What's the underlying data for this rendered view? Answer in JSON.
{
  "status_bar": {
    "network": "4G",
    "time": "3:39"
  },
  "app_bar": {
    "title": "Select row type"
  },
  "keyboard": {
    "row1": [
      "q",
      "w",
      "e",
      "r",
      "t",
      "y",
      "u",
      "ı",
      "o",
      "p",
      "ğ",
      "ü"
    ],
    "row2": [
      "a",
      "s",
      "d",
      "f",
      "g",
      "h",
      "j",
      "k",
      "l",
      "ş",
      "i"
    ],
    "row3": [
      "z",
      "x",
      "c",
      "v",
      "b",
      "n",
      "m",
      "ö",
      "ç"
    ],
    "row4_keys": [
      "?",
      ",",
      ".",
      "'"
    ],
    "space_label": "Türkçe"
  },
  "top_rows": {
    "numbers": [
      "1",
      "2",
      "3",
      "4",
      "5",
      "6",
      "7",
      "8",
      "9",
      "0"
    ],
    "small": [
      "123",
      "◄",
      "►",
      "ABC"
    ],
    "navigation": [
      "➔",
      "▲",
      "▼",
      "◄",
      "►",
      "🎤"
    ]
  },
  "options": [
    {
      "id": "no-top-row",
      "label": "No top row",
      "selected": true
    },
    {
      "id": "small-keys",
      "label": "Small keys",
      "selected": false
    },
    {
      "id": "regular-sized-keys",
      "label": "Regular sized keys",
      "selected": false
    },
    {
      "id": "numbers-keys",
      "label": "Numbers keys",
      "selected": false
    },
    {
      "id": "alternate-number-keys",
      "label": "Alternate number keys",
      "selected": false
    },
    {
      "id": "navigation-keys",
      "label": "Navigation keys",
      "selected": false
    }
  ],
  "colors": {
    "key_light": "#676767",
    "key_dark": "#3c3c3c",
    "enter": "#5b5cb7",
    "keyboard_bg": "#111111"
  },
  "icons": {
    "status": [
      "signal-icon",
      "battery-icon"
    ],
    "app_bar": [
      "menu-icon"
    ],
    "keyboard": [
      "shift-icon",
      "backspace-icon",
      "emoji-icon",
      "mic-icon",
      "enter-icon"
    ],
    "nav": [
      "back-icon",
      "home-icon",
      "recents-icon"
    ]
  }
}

- YOUR GOAL
Using the listing above, reproduce each line without omission.

- ANSWER TO THE EXERCISE
What's the underlying data for this rendered view? Answer in JSON.
{
  "status_bar": {
    "network": "4G",
    "time": "3:39"
  },
  "app_bar": {
    "title": "Select row type"
  },
  "keyboard": {
    "row1": [
      "q",
      "w",
      "e",
      "r",
      "t",
      "y",
      "u",
      "ı",
      "o",
      "p",
      "ğ",
      "ü"
    ],
    "row2": [
      "a",
      "s",
      "d",
      "f",
      "g",
      "h",
      "j",
      "k",
      "l",
      "ş",
      "i"
    ],
    "row3": [
      "z",
      "x",
      "c",
      "v",
      "b",
      "n",
      "m",
      "ö",
      "ç"
    ],
    "row4_keys": [
      "?",
      ",",
      ".",
      "'"
    ],
    "space_label": "Türkçe"
  },
  "top_rows": {
    "numbers": [
      "1",
      "2",
      "3",
      "4",
      "5",
      "6",
      "7",
      "8",
      "9",
      "0"
    ],
    "small": [
      "123",
      "◄",
      "►",
      "ABC"
    ],
    "navigation": [
      "➔",
      "▲",
      "▼",
      "◄",
      "►",
      "🎤"
    ]
  },
  "options": [
    {
      "id": "no-top-row",
      "label": "No top row",
      "selected": true
    },
    {
      "id": "small-keys",
      "label": "Small keys",
      "selected": false
    },
    {
      "id": "regular-sized-keys",
      "label": "Regular sized keys",
      "selected": false
    },
    {
      "id": "numbers-keys",
      "label": "Numbers keys",
      "selected": false
    },
    {
      "id": "alternate-number-keys",
      "label": "Alternate number keys",
      "selected": false
    },
    {
      "id": "navigation-keys",
      "label": "Navigation keys",
      "selected": false
    }
  ],
  "colors": {
    "key_light": "#676767",
    "key_dark": "#3c3c3c",
    "enter": "#5b5cb7",
    "keyboard_bg": "#111111"
  },
  "icons": {
    "status": [
      "signal-icon",
      "battery-icon"
    ],
    "app_bar": [
      "menu-icon"
    ],
    "keyboard": [
      "shift-icon",
      "backspace-icon",
      "emoji-icon",
      "mic-icon",
      "enter-icon"
    ],
    "nav": [
      "back-icon",
      "home-icon",
      "recents-icon"
    ]
  }
}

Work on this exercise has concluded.